Task directions:
Pictures within the data are to be left out; everything else must be reproduced exactly.

The data:
-----

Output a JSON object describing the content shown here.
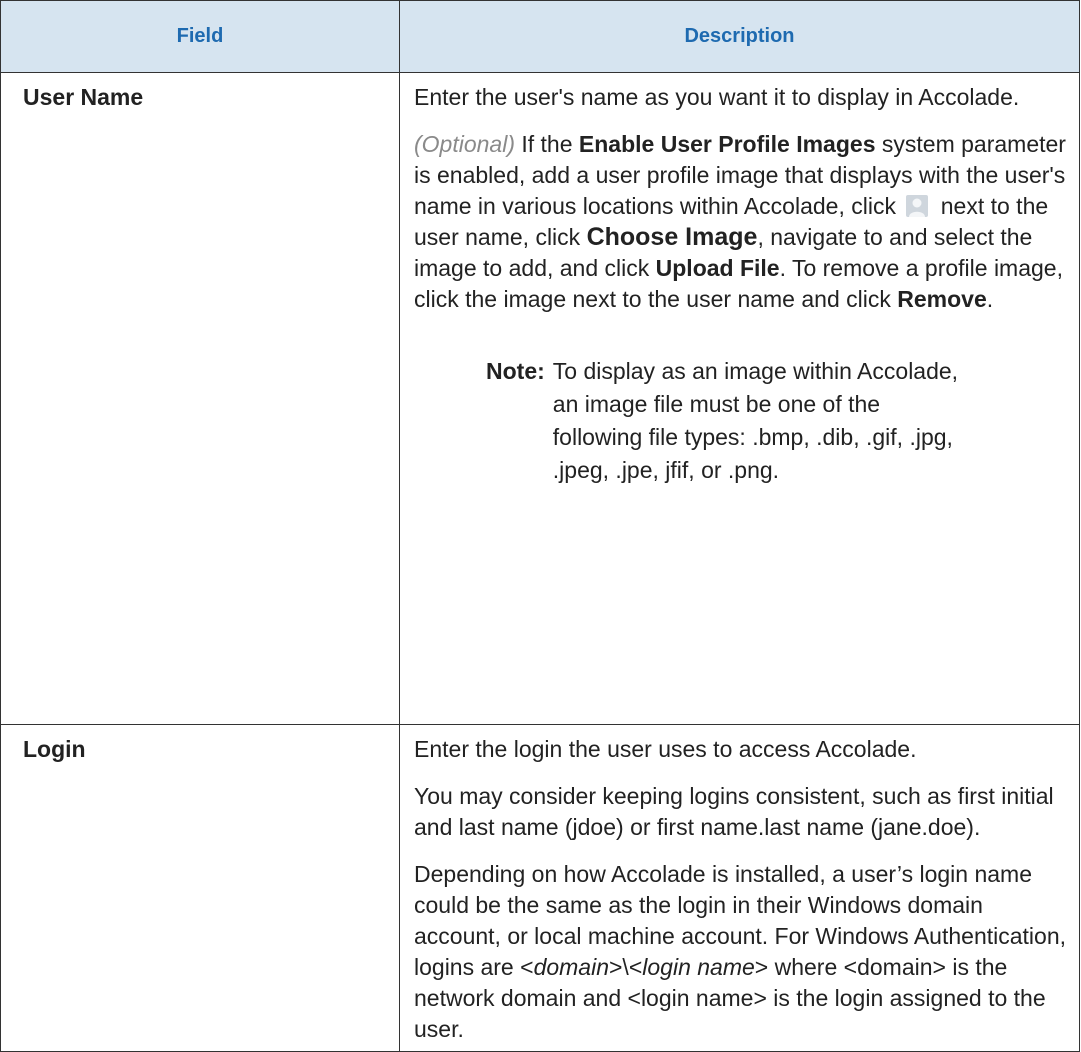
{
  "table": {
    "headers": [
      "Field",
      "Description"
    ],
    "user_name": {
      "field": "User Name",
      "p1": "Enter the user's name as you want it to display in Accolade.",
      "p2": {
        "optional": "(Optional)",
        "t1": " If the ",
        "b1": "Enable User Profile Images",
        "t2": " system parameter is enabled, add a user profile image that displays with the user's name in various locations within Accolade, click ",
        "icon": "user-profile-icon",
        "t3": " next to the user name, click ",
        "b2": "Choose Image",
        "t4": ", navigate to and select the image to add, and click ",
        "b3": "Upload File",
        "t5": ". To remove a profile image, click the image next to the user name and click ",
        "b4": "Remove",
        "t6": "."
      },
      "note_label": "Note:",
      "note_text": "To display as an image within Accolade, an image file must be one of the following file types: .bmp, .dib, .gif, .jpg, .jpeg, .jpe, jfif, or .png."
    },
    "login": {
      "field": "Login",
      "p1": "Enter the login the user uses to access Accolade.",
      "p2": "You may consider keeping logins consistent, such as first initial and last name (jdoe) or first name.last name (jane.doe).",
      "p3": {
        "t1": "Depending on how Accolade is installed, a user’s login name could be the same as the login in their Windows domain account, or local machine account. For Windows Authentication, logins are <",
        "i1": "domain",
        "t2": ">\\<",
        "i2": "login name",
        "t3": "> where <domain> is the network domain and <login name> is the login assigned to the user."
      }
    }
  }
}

-----

Finished task:
Output a JSON object describing the content shown here.
{
  "table": {
    "headers": [
      "Field",
      "Description"
    ],
    "user_name": {
      "field": "User Name",
      "p1": "Enter the user's name as you want it to display in Accolade.",
      "p2": {
        "optional": "(Optional)",
        "t1": " If the ",
        "b1": "Enable User Profile Images",
        "t2": " system parameter is enabled, add a user profile image that displays with the user's name in various locations within Accolade, click ",
        "icon": "user-profile-icon",
        "t3": " next to the user name, click ",
        "b2": "Choose Image",
        "t4": ", navigate to and select the image to add, and click ",
        "b3": "Upload File",
        "t5": ". To remove a profile image, click the image next to the user name and click ",
        "b4": "Remove",
        "t6": "."
      },
      "note_label": "Note:",
      "note_text": "To display as an image within Accolade, an image file must be one of the following file types: .bmp, .dib, .gif, .jpg, .jpeg, .jpe, jfif, or .png."
    },
    "login": {
      "field": "Login",
      "p1": "Enter the login the user uses to access Accolade.",
      "p2": "You may consider keeping logins consistent, such as first initial and last name (jdoe) or first name.last name (jane.doe).",
      "p3": {
        "t1": "Depending on how Accolade is installed, a user’s login name could be the same as the login in their Windows domain account, or local machine account. For Windows Authentication, logins are <",
        "i1": "domain",
        "t2": ">\\<",
        "i2": "login name",
        "t3": "> where <domain> is the network domain and <login name> is the login assigned to the user."
      }
    }
  }
}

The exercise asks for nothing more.